## WHAT IS BEING ASKED
Collect all lines below with the string "this".

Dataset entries
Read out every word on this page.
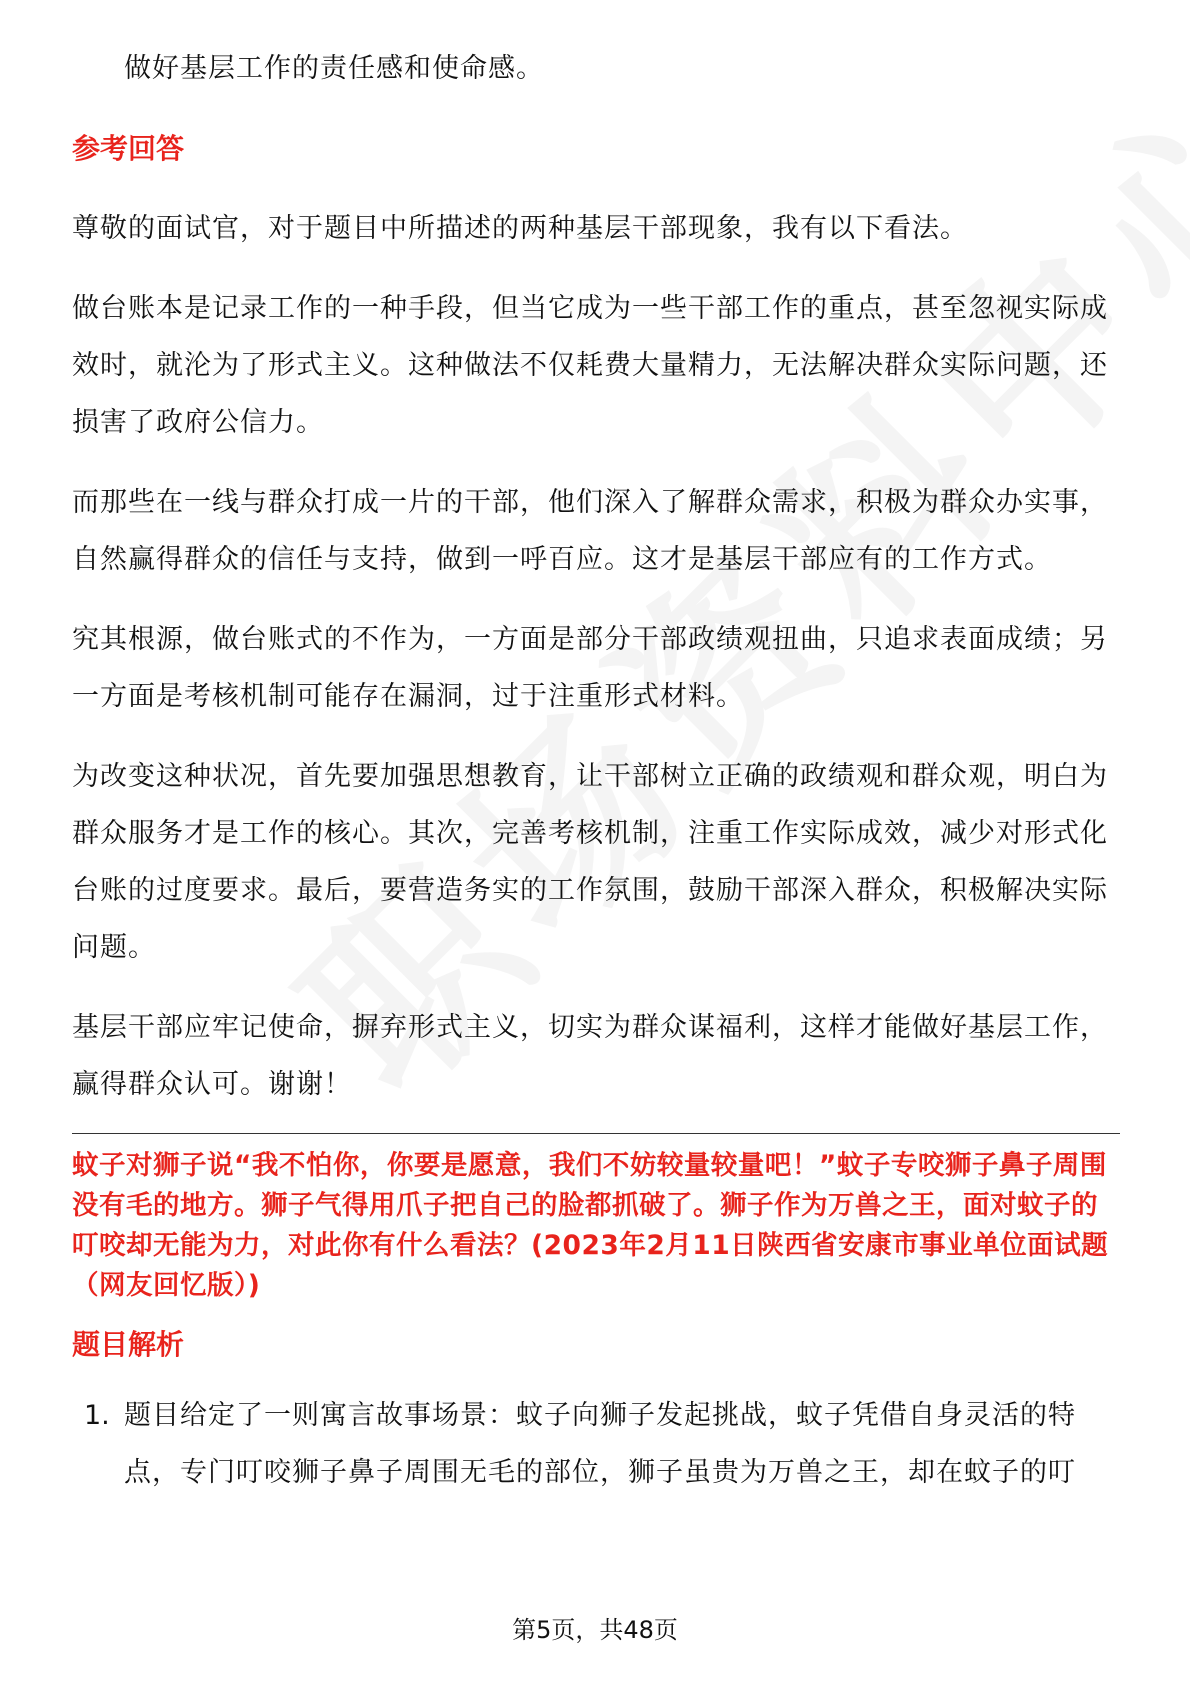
做好基层工作的责任感和使命感。

参考回答

尊敬的面试官，对于题目中所描述的两种基层干部现象，我有以下看法。

做台账本是记录工作的一种手段，但当它成为一些干部工作的重点，甚至忽视实际成效时，就沦为了形式主义。这种做法不仅耗费大量精力，无法解决群众实际问题，还损害了政府公信力。

而那些在一线与群众打成一片的干部，他们深入了解群众需求，积极为群众办实事，自然赢得群众的信任与支持，做到一呼百应。这才是基层干部应有的工作方式。

究其根源，做台账式的不作为，一方面是部分干部政绩观扭曲，只追求表面成绩；另一方面是考核机制可能存在漏洞，过于注重形式材料。

为改变这种状况，首先要加强思想教育，让干部树立正确的政绩观和群众观，明白为群众服务才是工作的核心。其次，完善考核机制，注重工作实际成效，减少对形式化台账的过度要求。最后，要营造务实的工作氛围，鼓励干部深入群众，积极解决实际问题。

基层干部应牢记使命，摒弃形式主义，切实为群众谋福利，这样才能做好基层工作，赢得群众认可。谢谢！

蚊子对狮子说“我不怕你，你要是愿意，我们不妨较量较量吧！”蚊子专咬狮子鼻子周围没有毛的地方。狮子气得用爪子把自己的脸都抓破了。狮子作为万兽之王，面对蚊子的叮咬却无能为力，对此你有什么看法？(2023年2月11日陕西省安康市事业单位面试题（网友回忆版）)

题目解析

1. 题目给定了一则寓言故事场景：蚊子向狮子发起挑战，蚊子凭借自身灵活的特点，专门叮咬狮子鼻子周围无毛的部位，狮子虽贵为万兽之王，却在蚊子的叮

第5页，共48页
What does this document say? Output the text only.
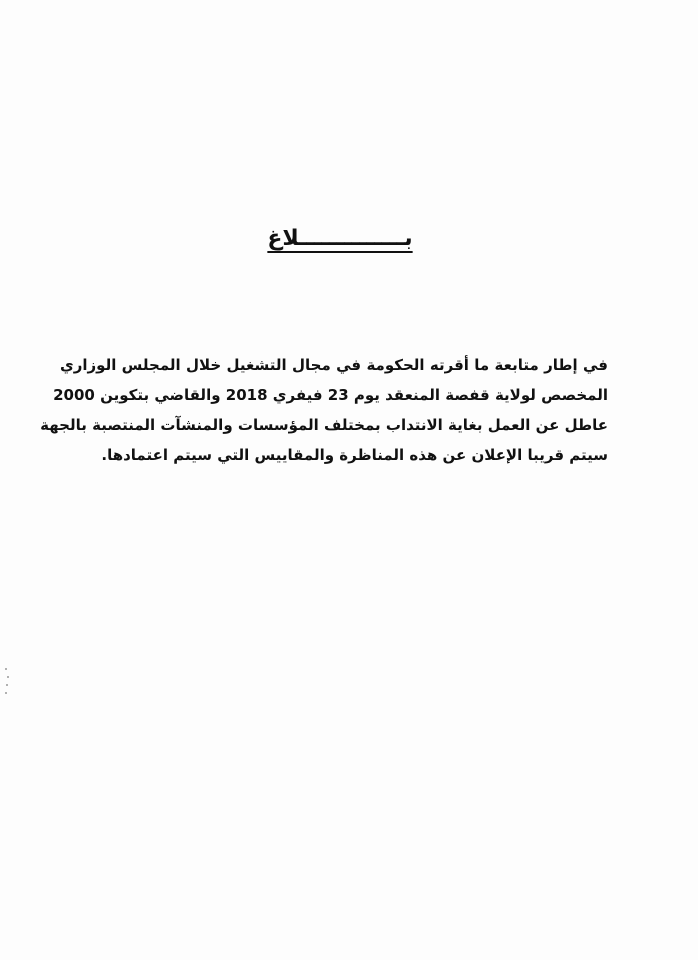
بــــــــــــــلاغ
في إطار متابعة ما أقرته الحكومة في مجال التشغيل خلال المجلس الوزاري
المخصص لولاية قفصة المنعقد يوم 23 فيفري 2018 والقاضي بتكوين 2000
عاطل عن العمل بغاية الانتداب بمختلف المؤسسات والمنشآت المنتصبة بالجهة
سيتم قريبا الإعلان عن هذه المناظرة والمقاييس التي سيتم اعتمادها.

## TASK SOLUTION
Read out every word on this page.
What does this document say? Output the text only.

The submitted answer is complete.